#### Extrait à lire
◆ ◆ ◆ ◆

Retour des voiliers en 1942

Retour des voiliers? – Reverrons-nous les voiliers sur les sept océans du monde?

(Ce texte a paru dans le journal Le Soleil, dimanche, le 9 août 1942, en pleine guerre mondiale).

Note de la rédaction: — Le 15 juillet (au moment de la préparation de cet article) on a annoncé, à Washington la formation de l’Inter-American Navigation Corporation pour la construction de bateaux à voile, avec moteurs auxiliaires, pour le commerce interaméricain. On estime que ces bateaux pourront transporter un million de tonnes de cargaison et aider substantiellement à maintenir le commerce maritime interaméricain, principalement sur les routes de la mer des Antilles.

« Des bateaux, des bateaux, et encore des bateaux. » Ce cri qui retentit aux jours critiques de la première Grande Guerre, se fait entendre de nouveau. Comme il y a un quart de siècle, encore aujourd’hui — le sort du monde peut dépendre des bateaux. Et de navires, que seuls les États-Unis peuvent construire assez rapidement pour écraser les requins nazis.

Cette demande de vaisseaux peut ramener en Nouvelle-Angleterre — en très peu de temps — la poésie des mâts et des voiles

La chêne et la voile connurent une renaissance à l’époque de la guerre hispano-américaine. En 1917 lorsque l’amiral von Tirpitz, commandant de la marine allemande, donna ordre aux commandants de ses U-boats de parcourir les routes maritimes et de « couler à vue », cet ordre fut le signal de lourdes pertes pour le tonnage allié, on réclama encore à grands cris des bateaux de bois. En plus des coups que la marine marchande reçoit des U-boats, les plans de construction maritime du gouvernement sont sérieusement retardés par le facteur premier, les matériaux. Les livraisons d’acier et de machineries sont très en retard sur leur cédule.

C’est pour cette raison que l’on considère sérieusement la construction d’une vaste flotte de navires de bois, non seulement de chalutiers, de balayeurs de mines et de barques, mais d’embarcations capables de porter d’aussi lourdes cargaisons que les orgueilleux « Clippers” des temps jadis.

À Washington, la conviction est de plus en plus forte, qu’il faut agir et agir au plus vite si les Alliés veulent construire un tonnage de réserve assez considérable pour permettre des offensives de grande envergure en Europe et en Asie. Bien que le gouvernement construise deux navires marchands par jour, une analyse des rapports non officiels des pertes, prouve qu’entre le 14 janvier et le 24 juin, de cette année, les Alliés ont perdu 308 navires dans l’ouest de l’Atlantique seulement. Ce qui donne en moyenne une perte de 1.91 bateau par jour.

Beaucoup d’autres sont endommagés.

Mais ce chiffre est loin de représenter les pertes complètes des Allies sur La cote est des États-Unis. Ces 308 navires ne représentent que ceux qui ont été envoyés au fond de l’eau. À cette liste, il faut ajouter les transports des nations alliées endommagés par des torpilles et forcés d’être mis en réparations dans des cales sèches surchargées.

◆ ◆ ◆ ◆

#### Données fournies
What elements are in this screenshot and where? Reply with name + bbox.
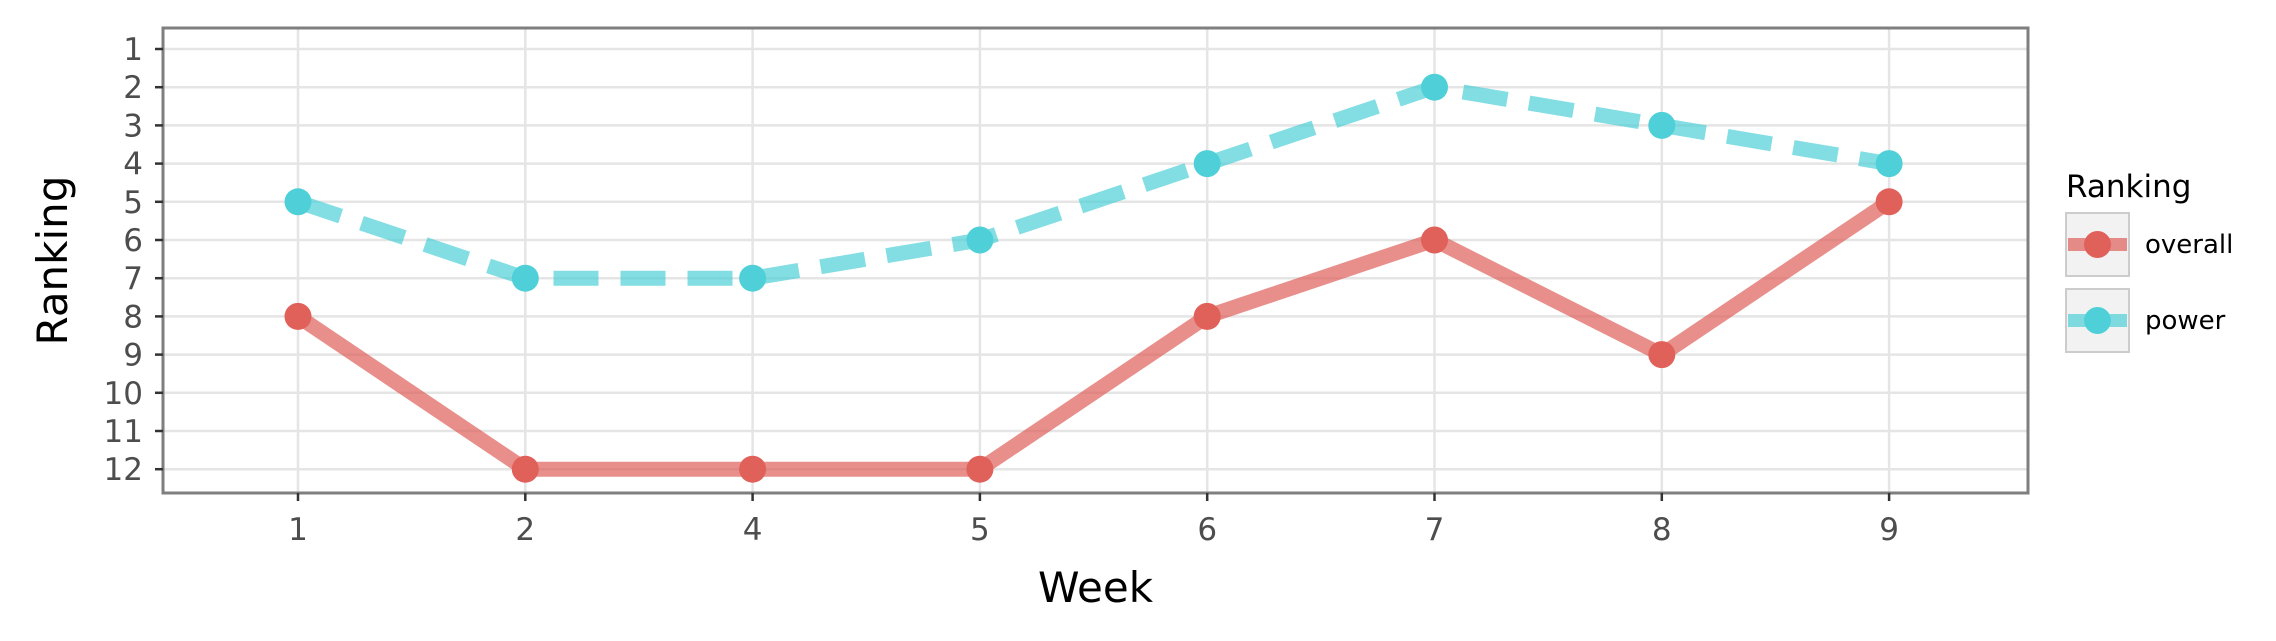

◆ ◆ ◆ ◆

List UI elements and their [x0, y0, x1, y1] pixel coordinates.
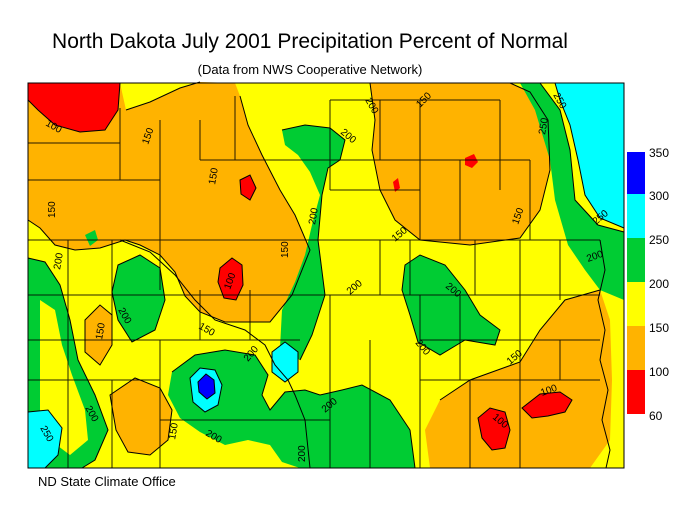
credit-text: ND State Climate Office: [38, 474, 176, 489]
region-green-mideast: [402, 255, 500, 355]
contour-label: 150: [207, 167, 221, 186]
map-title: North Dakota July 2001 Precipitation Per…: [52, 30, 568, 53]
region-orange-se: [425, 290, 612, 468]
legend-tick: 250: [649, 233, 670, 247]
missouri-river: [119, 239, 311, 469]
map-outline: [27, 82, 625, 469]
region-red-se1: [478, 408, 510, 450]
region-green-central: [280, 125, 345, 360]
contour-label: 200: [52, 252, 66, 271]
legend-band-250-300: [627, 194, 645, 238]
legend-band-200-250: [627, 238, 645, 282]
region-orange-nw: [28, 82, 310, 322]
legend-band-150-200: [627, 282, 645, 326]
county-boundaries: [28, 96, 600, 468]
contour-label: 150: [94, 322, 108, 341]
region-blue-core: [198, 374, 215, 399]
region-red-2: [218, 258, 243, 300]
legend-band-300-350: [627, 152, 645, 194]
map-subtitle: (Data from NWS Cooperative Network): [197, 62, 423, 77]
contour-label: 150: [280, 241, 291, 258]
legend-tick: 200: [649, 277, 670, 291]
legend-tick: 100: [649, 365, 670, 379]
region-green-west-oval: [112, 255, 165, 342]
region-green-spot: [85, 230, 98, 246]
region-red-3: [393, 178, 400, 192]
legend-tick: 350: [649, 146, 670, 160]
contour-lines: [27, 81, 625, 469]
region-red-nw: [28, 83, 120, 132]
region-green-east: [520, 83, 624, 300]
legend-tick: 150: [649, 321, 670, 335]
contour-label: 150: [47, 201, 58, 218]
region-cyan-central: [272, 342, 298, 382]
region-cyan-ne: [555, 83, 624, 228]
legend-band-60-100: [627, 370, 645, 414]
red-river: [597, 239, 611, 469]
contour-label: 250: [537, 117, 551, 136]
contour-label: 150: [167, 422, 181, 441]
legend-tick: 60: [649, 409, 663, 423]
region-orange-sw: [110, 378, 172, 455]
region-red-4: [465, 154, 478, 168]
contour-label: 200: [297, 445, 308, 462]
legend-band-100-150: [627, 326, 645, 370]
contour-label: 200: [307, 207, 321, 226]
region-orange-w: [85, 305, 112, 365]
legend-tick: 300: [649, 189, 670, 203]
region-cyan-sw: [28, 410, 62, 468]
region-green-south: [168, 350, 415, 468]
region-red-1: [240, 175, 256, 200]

◆ ◆ ◆ ◆

#### Tâches à réaliser
(a) D'après l'article sur les voiliers, pourquoi envisage-t-on sérieusement de construire une vaste flotte de navires de bois ? Répondez en une à trois phrases.
(b) Recopiez fidèlement, s'il vous plaît, le passage de l'article sur les voiliers allant de « Retour des voiliers en » jusqu'à « mer des Antilles. ».

#### Réponses par tâche
(a) En plus des coups que les U-boats portent à la marine marchande, les plans de construction maritime du gouvernement sont sérieusement retardés par le facteur premier, les matériaux. Les livraisons d'acier et de machineries sont très en retard sur leur cédule.

(b)
Retour des voiliers en 1942

Retour des voiliers? – Reverrons-nous les voiliers sur les sept océans du monde?

(Ce texte a paru dans le journal Le Soleil, dimanche, le 9 août 1942, en pleine guerre mondiale).

Note de la rédaction: — Le 15 juillet (au moment de la préparation de cet article) on a annoncé, à Washington la formation de l’Inter-American Navigation Corporation pour la construction de bateaux à voile, avec moteurs auxiliaires, pour le commerce interaméricain. On estime que ces bateaux pourront transporter un million de tonnes de cargaison et aider substantiellement à maintenir le commerce maritime interaméricain, principalement sur les routes de la mer des Antilles.